%%

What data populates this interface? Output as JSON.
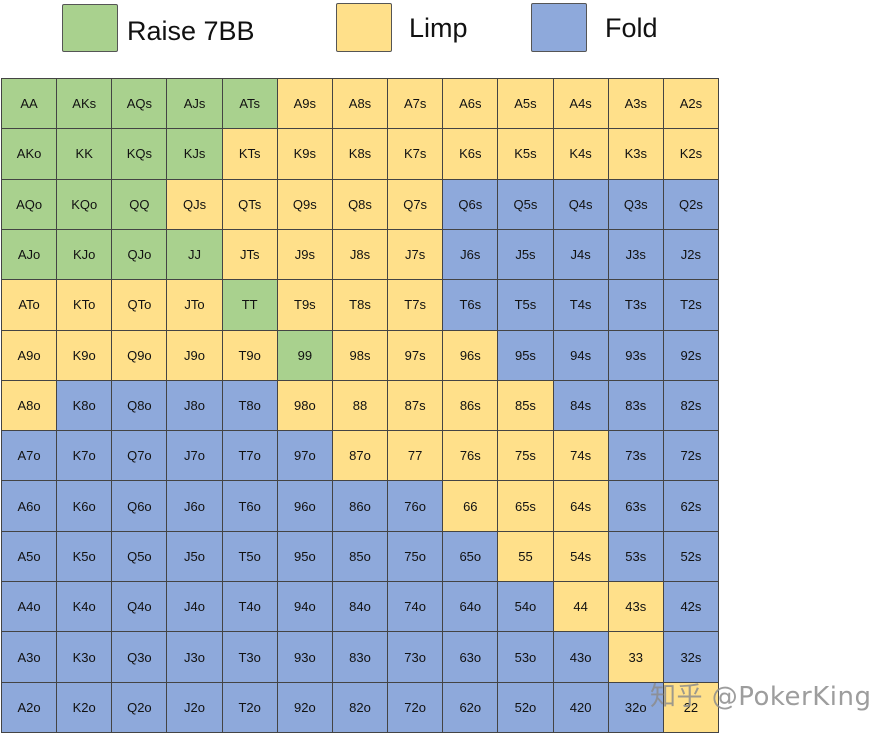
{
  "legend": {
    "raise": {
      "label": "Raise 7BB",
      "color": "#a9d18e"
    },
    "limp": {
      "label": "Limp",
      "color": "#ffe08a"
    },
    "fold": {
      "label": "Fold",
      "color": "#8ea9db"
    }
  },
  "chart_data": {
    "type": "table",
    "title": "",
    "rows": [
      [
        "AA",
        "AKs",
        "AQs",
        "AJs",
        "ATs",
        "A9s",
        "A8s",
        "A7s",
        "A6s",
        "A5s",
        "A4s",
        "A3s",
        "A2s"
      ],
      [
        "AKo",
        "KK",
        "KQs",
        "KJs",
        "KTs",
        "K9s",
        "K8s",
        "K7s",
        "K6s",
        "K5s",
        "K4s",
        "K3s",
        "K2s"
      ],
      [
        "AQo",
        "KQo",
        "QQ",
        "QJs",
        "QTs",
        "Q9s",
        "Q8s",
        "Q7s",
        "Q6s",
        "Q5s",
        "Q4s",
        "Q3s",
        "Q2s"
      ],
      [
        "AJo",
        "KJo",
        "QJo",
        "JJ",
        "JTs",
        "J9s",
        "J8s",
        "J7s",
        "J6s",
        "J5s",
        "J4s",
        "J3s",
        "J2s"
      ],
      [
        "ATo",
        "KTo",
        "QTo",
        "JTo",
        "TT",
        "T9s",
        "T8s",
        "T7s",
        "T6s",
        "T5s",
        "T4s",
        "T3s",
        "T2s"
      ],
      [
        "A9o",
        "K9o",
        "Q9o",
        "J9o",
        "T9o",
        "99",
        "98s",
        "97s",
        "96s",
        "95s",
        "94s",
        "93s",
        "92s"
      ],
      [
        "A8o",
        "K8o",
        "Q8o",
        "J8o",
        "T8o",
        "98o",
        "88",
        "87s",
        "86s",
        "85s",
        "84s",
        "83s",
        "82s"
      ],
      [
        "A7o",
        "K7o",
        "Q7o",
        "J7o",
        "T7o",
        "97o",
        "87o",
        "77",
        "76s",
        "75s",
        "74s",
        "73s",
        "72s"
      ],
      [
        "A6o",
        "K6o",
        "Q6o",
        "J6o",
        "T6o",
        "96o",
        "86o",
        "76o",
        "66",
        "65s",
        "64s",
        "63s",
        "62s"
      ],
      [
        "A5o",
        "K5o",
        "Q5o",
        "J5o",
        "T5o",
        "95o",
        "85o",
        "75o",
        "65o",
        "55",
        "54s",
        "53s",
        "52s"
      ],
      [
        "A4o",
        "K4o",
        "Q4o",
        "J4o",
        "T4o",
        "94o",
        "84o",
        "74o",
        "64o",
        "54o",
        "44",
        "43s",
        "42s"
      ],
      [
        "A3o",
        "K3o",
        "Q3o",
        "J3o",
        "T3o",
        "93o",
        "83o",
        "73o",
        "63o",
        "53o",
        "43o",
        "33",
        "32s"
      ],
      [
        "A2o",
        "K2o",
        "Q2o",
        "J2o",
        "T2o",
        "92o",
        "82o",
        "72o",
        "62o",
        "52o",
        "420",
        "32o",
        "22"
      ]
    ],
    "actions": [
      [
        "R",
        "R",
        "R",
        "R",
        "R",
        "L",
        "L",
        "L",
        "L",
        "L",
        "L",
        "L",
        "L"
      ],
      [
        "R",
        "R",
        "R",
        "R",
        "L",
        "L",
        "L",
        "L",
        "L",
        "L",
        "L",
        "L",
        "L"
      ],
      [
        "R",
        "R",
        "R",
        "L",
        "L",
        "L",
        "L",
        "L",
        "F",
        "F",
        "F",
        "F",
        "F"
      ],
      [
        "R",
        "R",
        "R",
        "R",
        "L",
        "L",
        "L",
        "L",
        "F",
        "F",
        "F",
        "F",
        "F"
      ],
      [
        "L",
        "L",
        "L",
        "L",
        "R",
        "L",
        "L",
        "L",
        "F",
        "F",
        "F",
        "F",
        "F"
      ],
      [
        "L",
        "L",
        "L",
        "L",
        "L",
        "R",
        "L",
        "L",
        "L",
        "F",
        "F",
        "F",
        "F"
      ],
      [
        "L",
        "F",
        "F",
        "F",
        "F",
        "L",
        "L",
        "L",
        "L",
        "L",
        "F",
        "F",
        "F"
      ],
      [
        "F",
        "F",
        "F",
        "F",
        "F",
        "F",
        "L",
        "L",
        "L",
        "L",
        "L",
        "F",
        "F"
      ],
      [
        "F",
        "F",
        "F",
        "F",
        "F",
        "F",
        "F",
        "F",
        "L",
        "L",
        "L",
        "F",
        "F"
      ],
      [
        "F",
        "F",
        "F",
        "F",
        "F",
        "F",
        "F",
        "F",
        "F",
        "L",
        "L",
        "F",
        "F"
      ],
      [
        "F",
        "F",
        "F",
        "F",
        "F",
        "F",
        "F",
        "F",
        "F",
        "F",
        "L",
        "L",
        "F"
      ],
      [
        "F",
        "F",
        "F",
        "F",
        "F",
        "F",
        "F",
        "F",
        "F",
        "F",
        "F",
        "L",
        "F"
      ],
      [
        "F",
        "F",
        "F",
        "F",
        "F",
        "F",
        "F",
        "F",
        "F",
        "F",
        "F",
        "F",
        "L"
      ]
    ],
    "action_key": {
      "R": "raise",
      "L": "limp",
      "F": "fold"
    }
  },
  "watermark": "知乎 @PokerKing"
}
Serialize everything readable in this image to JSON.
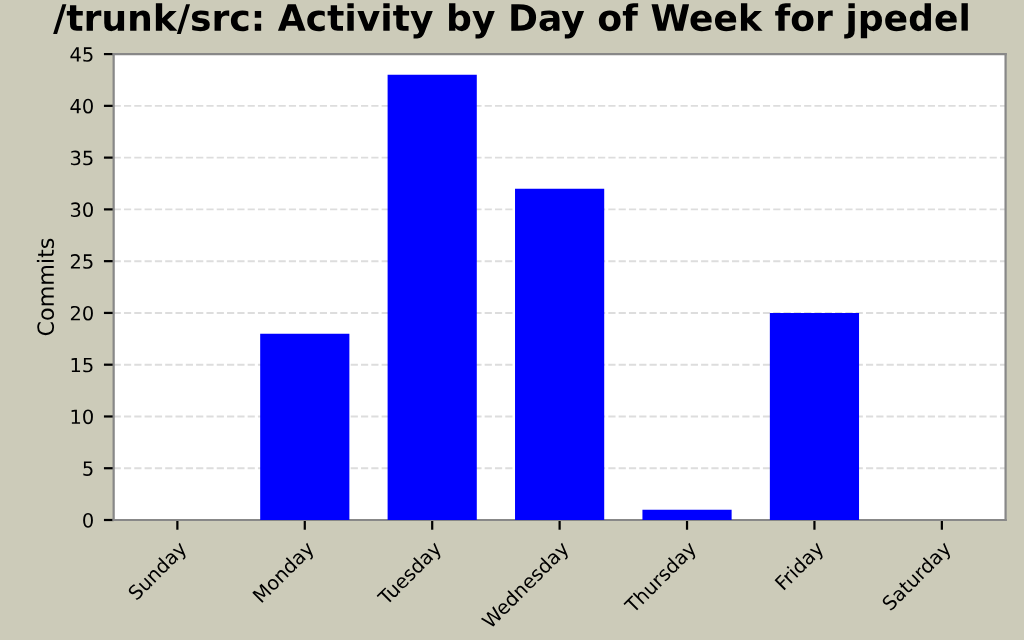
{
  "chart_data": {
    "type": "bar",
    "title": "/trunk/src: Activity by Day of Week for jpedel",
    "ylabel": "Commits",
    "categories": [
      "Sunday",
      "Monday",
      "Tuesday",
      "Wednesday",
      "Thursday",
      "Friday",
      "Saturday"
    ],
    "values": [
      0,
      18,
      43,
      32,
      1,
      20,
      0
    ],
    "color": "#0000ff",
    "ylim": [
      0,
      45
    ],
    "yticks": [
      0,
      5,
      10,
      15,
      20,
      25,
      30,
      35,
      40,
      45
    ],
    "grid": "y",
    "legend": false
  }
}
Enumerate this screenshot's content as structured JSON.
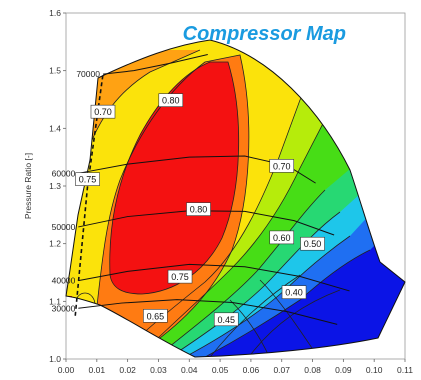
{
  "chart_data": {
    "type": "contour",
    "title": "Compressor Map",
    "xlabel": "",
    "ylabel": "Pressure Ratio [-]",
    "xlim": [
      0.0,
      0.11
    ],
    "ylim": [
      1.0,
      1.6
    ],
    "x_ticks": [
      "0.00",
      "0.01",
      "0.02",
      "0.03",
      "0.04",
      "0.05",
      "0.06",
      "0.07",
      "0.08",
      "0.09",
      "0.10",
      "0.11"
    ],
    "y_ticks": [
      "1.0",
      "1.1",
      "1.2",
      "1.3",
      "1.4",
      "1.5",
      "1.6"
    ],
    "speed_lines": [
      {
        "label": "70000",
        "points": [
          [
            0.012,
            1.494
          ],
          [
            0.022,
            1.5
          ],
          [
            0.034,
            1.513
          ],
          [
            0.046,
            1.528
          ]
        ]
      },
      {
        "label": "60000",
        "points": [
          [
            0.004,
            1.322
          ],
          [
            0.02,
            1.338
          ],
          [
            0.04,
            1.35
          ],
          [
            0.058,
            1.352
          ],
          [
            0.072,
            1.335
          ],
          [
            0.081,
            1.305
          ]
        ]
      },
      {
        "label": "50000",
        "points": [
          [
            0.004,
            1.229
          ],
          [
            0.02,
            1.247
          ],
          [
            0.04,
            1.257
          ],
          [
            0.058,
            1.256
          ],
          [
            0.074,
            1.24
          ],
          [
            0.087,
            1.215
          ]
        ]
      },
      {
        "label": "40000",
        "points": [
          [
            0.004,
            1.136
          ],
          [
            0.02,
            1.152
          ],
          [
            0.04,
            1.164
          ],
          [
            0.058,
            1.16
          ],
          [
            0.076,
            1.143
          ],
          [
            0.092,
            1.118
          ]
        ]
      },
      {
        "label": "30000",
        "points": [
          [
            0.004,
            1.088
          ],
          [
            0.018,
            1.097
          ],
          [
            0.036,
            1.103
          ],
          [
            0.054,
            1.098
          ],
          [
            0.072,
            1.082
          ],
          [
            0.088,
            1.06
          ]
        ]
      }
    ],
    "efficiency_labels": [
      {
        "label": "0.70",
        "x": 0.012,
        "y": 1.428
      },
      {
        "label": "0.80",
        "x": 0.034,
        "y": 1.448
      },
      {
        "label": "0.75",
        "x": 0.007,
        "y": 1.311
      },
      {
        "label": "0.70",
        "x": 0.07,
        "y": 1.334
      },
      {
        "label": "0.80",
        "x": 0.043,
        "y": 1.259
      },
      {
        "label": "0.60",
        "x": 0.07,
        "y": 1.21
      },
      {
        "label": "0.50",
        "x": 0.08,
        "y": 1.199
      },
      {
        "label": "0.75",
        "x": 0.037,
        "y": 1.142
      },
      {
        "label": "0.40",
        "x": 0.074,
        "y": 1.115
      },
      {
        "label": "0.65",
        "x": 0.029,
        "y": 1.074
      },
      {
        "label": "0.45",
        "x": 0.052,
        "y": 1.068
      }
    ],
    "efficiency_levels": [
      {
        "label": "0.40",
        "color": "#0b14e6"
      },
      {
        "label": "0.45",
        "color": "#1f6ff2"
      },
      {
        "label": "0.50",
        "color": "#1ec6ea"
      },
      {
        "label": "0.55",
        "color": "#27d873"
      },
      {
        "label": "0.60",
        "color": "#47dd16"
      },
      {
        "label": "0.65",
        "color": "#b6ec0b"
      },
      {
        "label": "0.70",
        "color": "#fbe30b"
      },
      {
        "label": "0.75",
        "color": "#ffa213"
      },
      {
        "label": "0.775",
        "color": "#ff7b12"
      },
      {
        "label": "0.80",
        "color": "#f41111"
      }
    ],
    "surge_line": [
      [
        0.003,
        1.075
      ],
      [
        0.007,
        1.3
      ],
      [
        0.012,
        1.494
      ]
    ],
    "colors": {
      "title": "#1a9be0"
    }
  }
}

%%

SET TASK: Search the records for the word "JSON", then list every line that has it.

RESULT FOR THIS EXERCISE:
What data populates this interface? Output as JSON.
Serialize everything readable in this image to JSON.
Enumerate this screenshot's content as structured JSON.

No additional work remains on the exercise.